DATA TO PROCESS
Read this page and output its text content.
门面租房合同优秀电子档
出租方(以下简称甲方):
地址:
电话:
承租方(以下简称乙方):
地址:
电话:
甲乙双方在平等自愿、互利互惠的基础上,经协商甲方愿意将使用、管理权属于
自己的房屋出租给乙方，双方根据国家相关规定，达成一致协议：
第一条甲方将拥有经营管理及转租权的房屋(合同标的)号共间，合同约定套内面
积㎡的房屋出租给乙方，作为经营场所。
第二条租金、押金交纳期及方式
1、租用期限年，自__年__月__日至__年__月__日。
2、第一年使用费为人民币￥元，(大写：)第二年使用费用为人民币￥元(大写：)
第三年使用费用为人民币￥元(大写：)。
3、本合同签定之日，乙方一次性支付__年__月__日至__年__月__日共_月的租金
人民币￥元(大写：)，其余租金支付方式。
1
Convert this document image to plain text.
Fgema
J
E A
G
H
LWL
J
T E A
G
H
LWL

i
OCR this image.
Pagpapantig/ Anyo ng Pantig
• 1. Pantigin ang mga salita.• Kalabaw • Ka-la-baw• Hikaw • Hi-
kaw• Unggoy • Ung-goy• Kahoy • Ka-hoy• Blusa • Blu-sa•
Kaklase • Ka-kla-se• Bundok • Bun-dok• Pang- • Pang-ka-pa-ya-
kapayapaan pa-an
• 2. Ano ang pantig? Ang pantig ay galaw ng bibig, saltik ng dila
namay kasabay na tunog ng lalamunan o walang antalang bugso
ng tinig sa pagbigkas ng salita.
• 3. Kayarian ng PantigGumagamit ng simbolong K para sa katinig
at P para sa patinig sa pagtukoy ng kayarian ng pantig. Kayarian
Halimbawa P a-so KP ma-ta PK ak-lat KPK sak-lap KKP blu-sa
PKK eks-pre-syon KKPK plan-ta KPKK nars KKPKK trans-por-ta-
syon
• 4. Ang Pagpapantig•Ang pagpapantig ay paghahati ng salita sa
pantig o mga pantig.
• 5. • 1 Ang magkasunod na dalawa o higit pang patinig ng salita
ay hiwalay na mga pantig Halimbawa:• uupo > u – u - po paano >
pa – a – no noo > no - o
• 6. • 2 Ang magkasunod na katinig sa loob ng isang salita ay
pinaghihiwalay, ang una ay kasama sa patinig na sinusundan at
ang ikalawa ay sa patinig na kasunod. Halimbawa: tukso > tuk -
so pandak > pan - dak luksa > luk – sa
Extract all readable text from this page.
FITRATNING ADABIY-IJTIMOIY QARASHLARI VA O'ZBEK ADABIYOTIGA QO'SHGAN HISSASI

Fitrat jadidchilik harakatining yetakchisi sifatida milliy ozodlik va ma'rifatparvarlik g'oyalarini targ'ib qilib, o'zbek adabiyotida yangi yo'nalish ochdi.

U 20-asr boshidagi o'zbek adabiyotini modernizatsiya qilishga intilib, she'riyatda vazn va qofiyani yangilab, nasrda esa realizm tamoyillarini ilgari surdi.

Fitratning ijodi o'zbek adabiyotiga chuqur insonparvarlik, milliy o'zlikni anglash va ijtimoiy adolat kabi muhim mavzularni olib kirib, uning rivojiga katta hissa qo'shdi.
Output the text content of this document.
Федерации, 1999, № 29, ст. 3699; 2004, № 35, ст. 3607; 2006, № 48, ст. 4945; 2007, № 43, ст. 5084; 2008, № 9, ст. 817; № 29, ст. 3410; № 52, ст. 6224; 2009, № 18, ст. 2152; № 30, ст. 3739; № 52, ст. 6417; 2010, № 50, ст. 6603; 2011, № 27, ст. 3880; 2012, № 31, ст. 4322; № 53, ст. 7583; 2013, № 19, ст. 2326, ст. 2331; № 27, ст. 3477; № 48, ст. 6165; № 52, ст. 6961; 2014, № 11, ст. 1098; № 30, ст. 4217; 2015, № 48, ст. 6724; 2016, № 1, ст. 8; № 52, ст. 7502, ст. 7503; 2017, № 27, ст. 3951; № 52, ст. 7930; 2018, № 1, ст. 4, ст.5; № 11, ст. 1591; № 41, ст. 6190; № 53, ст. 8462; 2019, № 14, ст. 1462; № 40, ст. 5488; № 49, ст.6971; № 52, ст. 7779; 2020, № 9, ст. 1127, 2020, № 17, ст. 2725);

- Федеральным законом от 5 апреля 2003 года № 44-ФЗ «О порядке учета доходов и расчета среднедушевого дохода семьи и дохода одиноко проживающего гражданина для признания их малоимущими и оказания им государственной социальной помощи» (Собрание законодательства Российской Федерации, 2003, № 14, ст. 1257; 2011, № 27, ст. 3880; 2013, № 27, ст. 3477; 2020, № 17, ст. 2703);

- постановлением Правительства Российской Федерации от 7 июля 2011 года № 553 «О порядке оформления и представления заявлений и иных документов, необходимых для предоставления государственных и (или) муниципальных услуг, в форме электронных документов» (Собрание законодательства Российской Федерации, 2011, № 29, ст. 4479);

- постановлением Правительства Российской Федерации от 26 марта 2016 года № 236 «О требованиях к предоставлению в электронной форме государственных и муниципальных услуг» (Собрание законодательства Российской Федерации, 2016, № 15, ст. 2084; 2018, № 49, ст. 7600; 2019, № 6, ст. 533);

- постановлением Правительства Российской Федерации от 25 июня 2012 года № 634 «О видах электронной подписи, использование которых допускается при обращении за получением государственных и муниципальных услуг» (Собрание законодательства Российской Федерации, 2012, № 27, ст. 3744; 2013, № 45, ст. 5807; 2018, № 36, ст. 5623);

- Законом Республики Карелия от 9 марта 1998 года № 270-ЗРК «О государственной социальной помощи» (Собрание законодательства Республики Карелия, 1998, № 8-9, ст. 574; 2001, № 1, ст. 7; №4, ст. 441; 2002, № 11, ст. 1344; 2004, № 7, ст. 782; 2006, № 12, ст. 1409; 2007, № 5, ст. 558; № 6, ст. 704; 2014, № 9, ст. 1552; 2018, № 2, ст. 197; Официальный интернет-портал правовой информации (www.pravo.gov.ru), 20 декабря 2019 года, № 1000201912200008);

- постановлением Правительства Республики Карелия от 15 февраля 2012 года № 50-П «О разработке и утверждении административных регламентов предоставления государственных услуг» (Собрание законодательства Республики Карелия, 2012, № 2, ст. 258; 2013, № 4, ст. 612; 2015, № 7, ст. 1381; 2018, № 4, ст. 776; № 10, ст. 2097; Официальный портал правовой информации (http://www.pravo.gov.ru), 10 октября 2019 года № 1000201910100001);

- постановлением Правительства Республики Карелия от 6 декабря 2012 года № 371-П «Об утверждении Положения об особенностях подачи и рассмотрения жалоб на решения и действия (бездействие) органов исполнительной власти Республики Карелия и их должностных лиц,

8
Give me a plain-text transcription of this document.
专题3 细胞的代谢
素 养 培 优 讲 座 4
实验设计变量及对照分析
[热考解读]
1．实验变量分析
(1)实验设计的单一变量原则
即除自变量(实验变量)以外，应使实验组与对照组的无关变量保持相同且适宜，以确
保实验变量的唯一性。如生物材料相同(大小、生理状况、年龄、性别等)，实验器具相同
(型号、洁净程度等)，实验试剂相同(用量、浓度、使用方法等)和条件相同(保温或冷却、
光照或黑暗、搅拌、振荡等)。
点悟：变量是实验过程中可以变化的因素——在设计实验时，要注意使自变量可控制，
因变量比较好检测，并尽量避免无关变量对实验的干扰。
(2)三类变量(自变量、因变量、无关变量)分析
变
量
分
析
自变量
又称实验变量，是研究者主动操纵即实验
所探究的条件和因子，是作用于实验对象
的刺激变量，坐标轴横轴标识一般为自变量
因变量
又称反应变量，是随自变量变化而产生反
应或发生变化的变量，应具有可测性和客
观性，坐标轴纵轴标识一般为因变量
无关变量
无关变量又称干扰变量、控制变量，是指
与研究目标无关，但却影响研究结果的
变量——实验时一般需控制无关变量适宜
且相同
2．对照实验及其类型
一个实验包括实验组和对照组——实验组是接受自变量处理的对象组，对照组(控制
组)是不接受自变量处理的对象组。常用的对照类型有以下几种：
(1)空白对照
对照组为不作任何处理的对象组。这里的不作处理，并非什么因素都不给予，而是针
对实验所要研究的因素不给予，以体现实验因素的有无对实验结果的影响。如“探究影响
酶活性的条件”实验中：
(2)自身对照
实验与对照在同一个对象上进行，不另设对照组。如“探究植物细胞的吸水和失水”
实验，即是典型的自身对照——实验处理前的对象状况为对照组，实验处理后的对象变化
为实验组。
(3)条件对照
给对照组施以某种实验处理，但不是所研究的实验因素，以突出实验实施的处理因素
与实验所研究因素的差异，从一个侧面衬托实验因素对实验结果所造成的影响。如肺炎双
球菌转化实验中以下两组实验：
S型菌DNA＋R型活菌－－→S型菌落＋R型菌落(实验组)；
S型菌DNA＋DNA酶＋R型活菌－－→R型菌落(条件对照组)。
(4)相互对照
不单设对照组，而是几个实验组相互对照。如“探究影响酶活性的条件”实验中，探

WHAT IS BEING ASKED
Say only how many lines in the records carry the word "milliy".

WORKED ANSWER
2